My main gripe with the if (disconnected) model is that it's only
really good for inactive devices. If a device is being used then odds
are the driver will do an MMIO before the pci core has had a chance to
mark the device as broken so you crash anyway.

> You mentioned in the other thread that fixing the GHES driver will pay
> much higher dividends. I'm working on reviving a couple of changes to do
> just that. Some industry folk were very concerned about the "don't
> panic()" approach, and I want to make sure I fairly present their
> arguments in the cover letter.
>
> I'm hoping one day we'll have the ability to use page tables to prevent
> the situations that we're trying to fix today in less than ideal ways.
> Although there are other places in msi.c that use if (disconnected), I'm
> okay with dropping this change -- provided we come up with an equivalent
> fix.

What's the idea there? Scan the ioremap space for mappings over the
device BARs and swap them with a normal memory page?

○ ○ ○ ○ ○ ○ ○

#### Task 1:
In the PCI disconnect discussion, why does the author say the if (disconnected) model is only really good for inactive devices?
#### Task 2:
Pick up the PCI disconnect discussion right after its final question and keep writing in the same mailing-list style.

#### Data provided:
○ ○ ○ ○ ○ ○ ○

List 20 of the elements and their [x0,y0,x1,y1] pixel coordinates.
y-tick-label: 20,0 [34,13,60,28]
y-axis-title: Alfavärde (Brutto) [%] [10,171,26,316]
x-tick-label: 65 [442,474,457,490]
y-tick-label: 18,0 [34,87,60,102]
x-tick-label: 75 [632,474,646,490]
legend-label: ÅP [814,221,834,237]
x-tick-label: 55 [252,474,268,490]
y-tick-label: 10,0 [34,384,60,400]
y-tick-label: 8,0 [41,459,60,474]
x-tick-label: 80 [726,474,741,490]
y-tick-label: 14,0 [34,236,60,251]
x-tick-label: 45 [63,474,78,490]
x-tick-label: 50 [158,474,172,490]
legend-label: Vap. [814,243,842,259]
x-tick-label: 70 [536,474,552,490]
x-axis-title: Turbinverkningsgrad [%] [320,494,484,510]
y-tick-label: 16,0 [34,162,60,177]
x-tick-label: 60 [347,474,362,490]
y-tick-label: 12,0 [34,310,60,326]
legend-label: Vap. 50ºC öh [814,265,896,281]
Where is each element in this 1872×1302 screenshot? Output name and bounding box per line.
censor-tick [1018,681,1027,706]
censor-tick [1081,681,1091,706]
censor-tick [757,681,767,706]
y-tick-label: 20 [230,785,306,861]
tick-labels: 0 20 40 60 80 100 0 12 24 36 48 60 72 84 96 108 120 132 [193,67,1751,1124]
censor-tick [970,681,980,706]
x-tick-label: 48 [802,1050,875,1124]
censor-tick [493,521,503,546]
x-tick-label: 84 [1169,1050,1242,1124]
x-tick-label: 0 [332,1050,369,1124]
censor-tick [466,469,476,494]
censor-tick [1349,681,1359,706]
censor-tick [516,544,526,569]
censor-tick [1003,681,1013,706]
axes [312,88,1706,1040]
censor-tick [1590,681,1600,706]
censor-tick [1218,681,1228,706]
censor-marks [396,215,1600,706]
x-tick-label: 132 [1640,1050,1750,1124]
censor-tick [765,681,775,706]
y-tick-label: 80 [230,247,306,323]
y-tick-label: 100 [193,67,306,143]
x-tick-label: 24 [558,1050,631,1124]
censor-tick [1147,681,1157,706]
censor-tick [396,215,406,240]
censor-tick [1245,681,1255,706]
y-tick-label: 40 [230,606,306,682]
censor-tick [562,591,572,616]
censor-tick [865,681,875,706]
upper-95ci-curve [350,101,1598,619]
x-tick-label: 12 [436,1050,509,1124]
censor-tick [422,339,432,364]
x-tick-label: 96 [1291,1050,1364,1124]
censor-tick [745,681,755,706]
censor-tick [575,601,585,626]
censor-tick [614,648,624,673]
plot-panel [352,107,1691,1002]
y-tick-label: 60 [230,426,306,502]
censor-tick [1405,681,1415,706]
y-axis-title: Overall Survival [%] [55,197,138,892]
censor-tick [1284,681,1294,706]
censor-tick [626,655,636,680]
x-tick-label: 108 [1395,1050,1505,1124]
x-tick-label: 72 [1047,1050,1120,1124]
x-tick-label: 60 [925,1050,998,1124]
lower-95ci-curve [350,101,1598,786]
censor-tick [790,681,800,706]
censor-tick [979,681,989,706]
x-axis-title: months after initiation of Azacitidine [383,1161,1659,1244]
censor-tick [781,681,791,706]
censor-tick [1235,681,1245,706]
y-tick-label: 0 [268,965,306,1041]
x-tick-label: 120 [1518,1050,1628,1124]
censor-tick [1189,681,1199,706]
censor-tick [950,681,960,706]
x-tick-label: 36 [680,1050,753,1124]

○ ○ ○ ○ ○ ○ ○

#### Response 1:
On a device in use, the driver will likely do an MMIO before the pci core can mark the device as broken, so the system crashes anyway.

#### Response 2:
> But even if FFS doesn't crash, do we really want to lose hundreds of
> milliseconds to SMM --on all cores-- when all it takes is a couple of
> cycles to check a flag?

Using pci_dev_is_disconnected() to opportunistically avoid waiting for
MMIO timeouts is fair enough IMO, even if it's a bit ugly. It would
help your case if you did some measurements to show the improvement
and look for other cases it might help. It might also be a good idea
to document when it is appropriate to use pci_is_dev_disconnected() so
we aren't stuck having the same argument again and again, but that's
probably a job for Bjorn though.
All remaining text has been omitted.